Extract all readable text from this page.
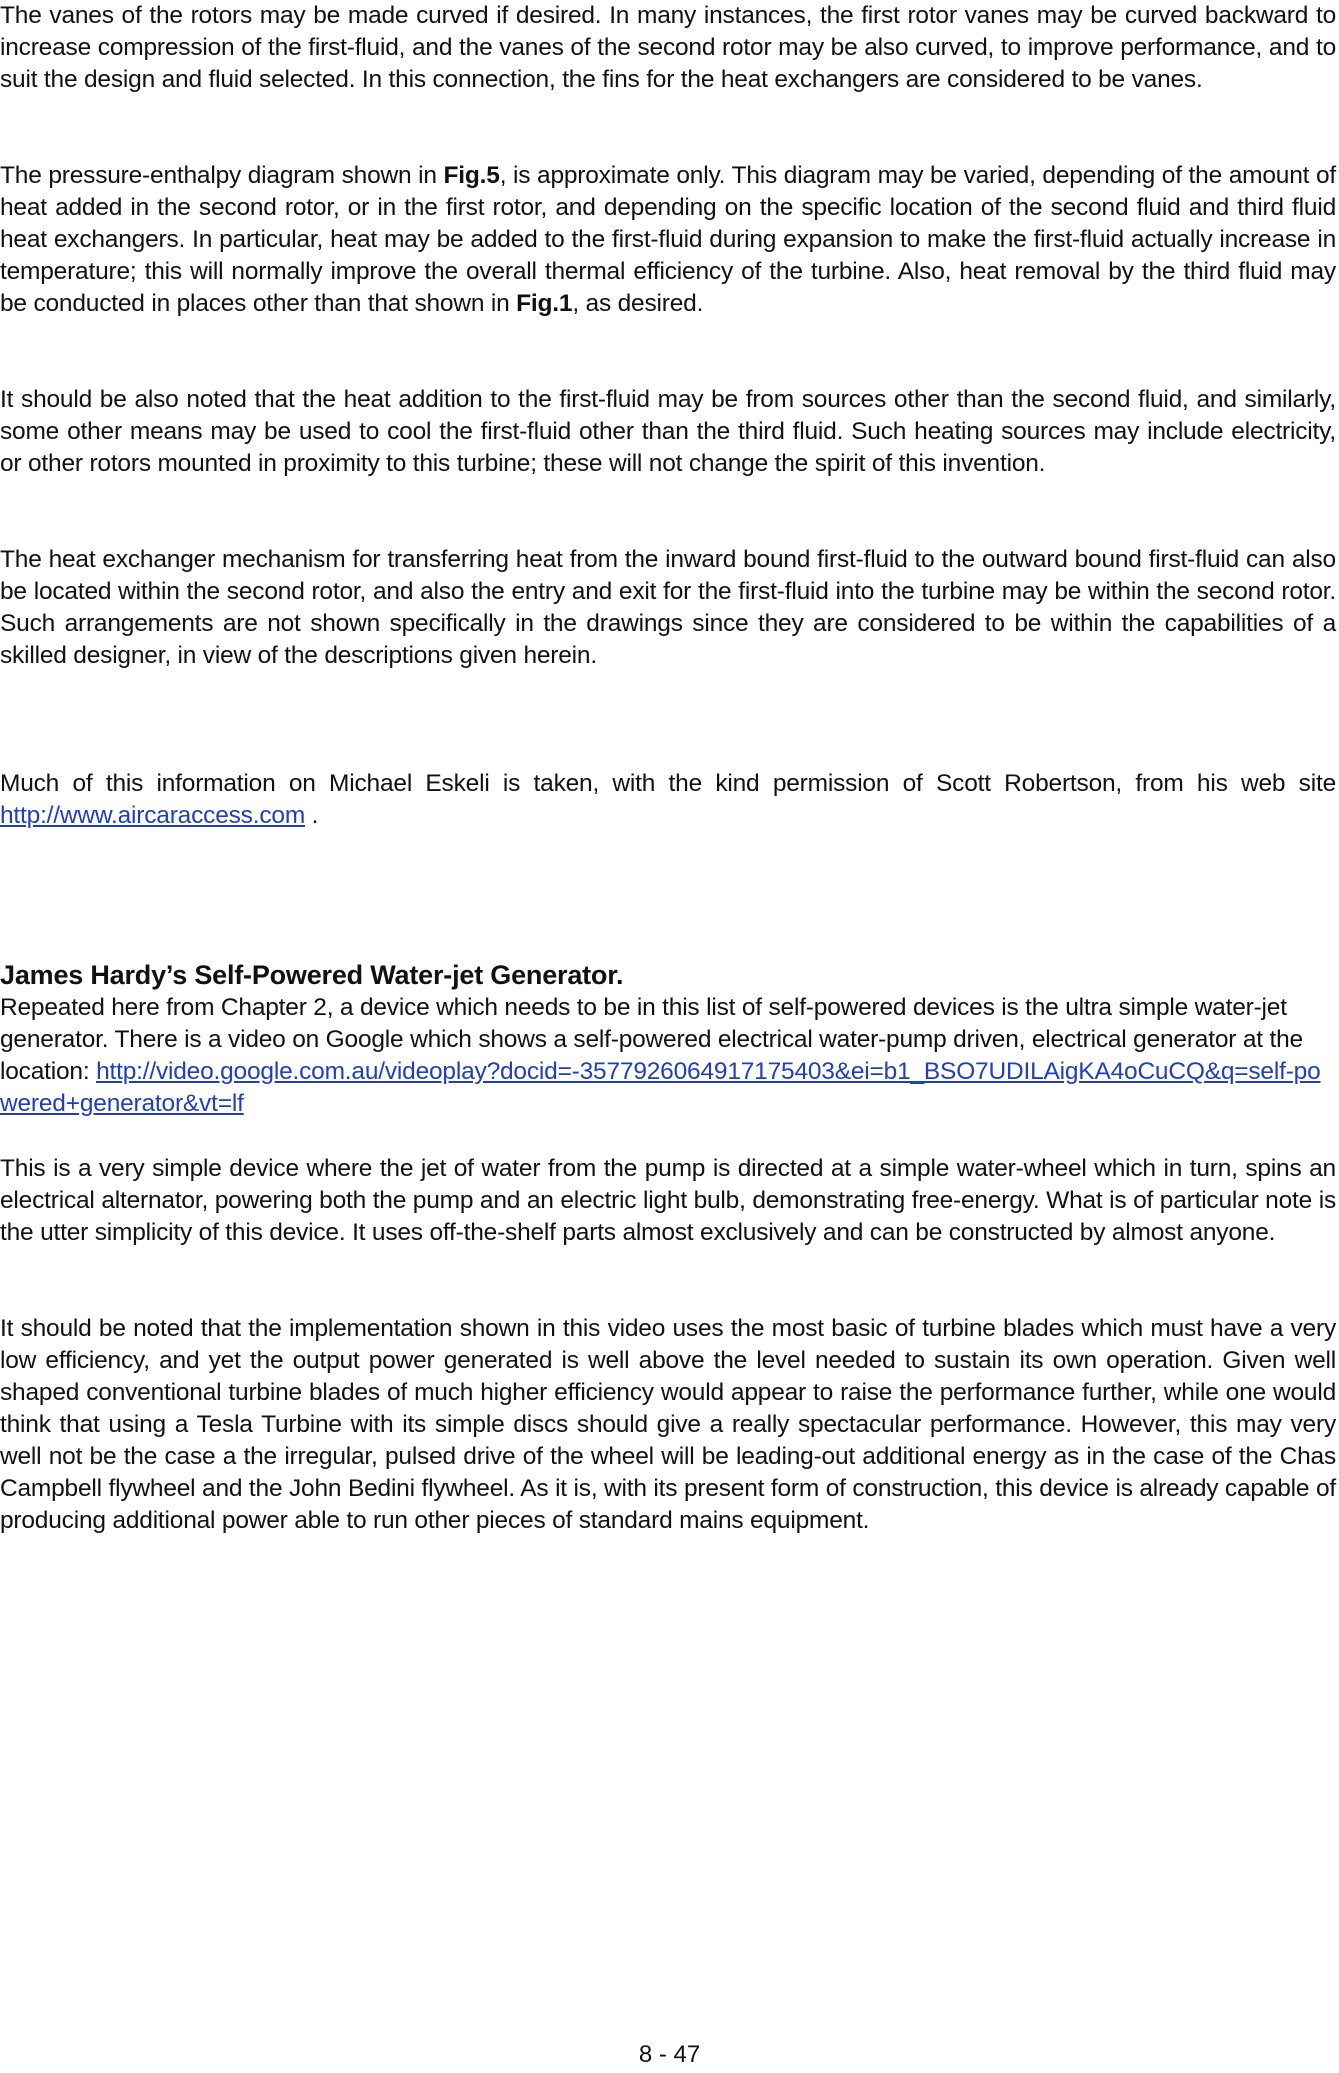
The vanes of the rotors may be made curved if desired. In many instances, the first rotor vanes may be curved backward to increase compression of the first-fluid, and the vanes of the second rotor may be also curved, to improve performance, and to suit the design and fluid selected. In this connection, the fins for the heat exchangers are considered to be vanes.

The pressure-enthalpy diagram shown in Fig.5, is approximate only. This diagram may be varied, depending of the amount of heat added in the second rotor, or in the first rotor, and depending on the specific location of the second fluid and third fluid heat exchangers. In particular, heat may be added to the first-fluid during expansion to make the first-fluid actually increase in temperature; this will normally improve the overall thermal efficiency of the turbine. Also, heat removal by the third fluid may be conducted in places other than that shown in Fig.1, as desired.

It should be also noted that the heat addition to the first-fluid may be from sources other than the second fluid, and similarly, some other means may be used to cool the first-fluid other than the third fluid. Such heating sources may include electricity, or other rotors mounted in proximity to this turbine; these will not change the spirit of this invention.

The heat exchanger mechanism for transferring heat from the inward bound first-fluid to the outward bound first-fluid can also be located within the second rotor, and also the entry and exit for the first-fluid into the turbine may be within the second rotor. Such arrangements are not shown specifically in the drawings since they are considered to be within the capabilities of a skilled designer, in view of the descriptions given herein.

Much of this information on Michael Eskeli is taken, with the kind permission of Scott Robertson, from his web site http://www.aircaraccess.com .

James Hardy’s Self-Powered Water-jet Generator.

Repeated here from Chapter 2, a device which needs to be in this list of self-powered devices is the ultra simple water-jet generator. There is a video on Google which shows a self-powered electrical water-pump driven, electrical generator at the location: http://video.google.com.au/videoplay?docid=-3577926064917175403&ei=b1_BSO7UDILAigKA4oCuCQ&q=self-powered+generator&vt=lf

This is a very simple device where the jet of water from the pump is directed at a simple water-wheel which in turn, spins an electrical alternator, powering both the pump and an electric light bulb, demonstrating free-energy. What is of particular note is the utter simplicity of this device. It uses off-the-shelf parts almost exclusively and can be constructed by almost anyone.

It should be noted that the implementation shown in this video uses the most basic of turbine blades which must have a very low efficiency, and yet the output power generated is well above the level needed to sustain its own operation. Given well shaped conventional turbine blades of much higher efficiency would appear to raise the performance further, while one would think that using a Tesla Turbine with its simple discs should give a really spectacular performance. However, this may very well not be the case a the irregular, pulsed drive of the wheel will be leading-out additional energy as in the case of the Chas Campbell flywheel and the John Bedini flywheel. As it is, with its present form of construction, this device is already capable of producing additional power able to run other pieces of standard mains equipment.

8 - 47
# # # #
WHAT TO PRODUCE — Make an exact reproduction of the listing above, without any pictures.

RESULT OF THIS EXERCISE —
Extract all readable text from this page.
The vanes of the rotors may be made curved if desired. In many instances, the first rotor vanes may be curved backward to increase compression of the first-fluid, and the vanes of the second rotor may be also curved, to improve performance, and to suit the design and fluid selected. In this connection, the fins for the heat exchangers are considered to be vanes.

The pressure-enthalpy diagram shown in Fig.5, is approximate only. This diagram may be varied, depending of the amount of heat added in the second rotor, or in the first rotor, and depending on the specific location of the second fluid and third fluid heat exchangers. In particular, heat may be added to the first-fluid during expansion to make the first-fluid actually increase in temperature; this will normally improve the overall thermal efficiency of the turbine. Also, heat removal by the third fluid may be conducted in places other than that shown in Fig.1, as desired.

It should be also noted that the heat addition to the first-fluid may be from sources other than the second fluid, and similarly, some other means may be used to cool the first-fluid other than the third fluid. Such heating sources may include electricity, or other rotors mounted in proximity to this turbine; these will not change the spirit of this invention.

The heat exchanger mechanism for transferring heat from the inward bound first-fluid to the outward bound first-fluid can also be located within the second rotor, and also the entry and exit for the first-fluid into the turbine may be within the second rotor. Such arrangements are not shown specifically in the drawings since they are considered to be within the capabilities of a skilled designer, in view of the descriptions given herein.

Much of this information on Michael Eskeli is taken, with the kind permission of Scott Robertson, from his web site http://www.aircaraccess.com .

James Hardy’s Self-Powered Water-jet Generator.

Repeated here from Chapter 2, a device which needs to be in this list of self-powered devices is the ultra simple water-jet generator. There is a video on Google which shows a self-powered electrical water-pump driven, electrical generator at the location: http://video.google.com.au/videoplay?docid=-3577926064917175403&ei=b1_BSO7UDILAigKA4oCuCQ&q=self-powered+generator&vt=lf

This is a very simple device where the jet of water from the pump is directed at a simple water-wheel which in turn, spins an electrical alternator, powering both the pump and an electric light bulb, demonstrating free-energy. What is of particular note is the utter simplicity of this device. It uses off-the-shelf parts almost exclusively and can be constructed by almost anyone.

It should be noted that the implementation shown in this video uses the most basic of turbine blades which must have a very low efficiency, and yet the output power generated is well above the level needed to sustain its own operation. Given well shaped conventional turbine blades of much higher efficiency would appear to raise the performance further, while one would think that using a Tesla Turbine with its simple discs should give a really spectacular performance. However, this may very well not be the case a the irregular, pulsed drive of the wheel will be leading-out additional energy as in the case of the Chas Campbell flywheel and the John Bedini flywheel. As it is, with its present form of construction, this device is already capable of producing additional power able to run other pieces of standard mains equipment.

8 - 47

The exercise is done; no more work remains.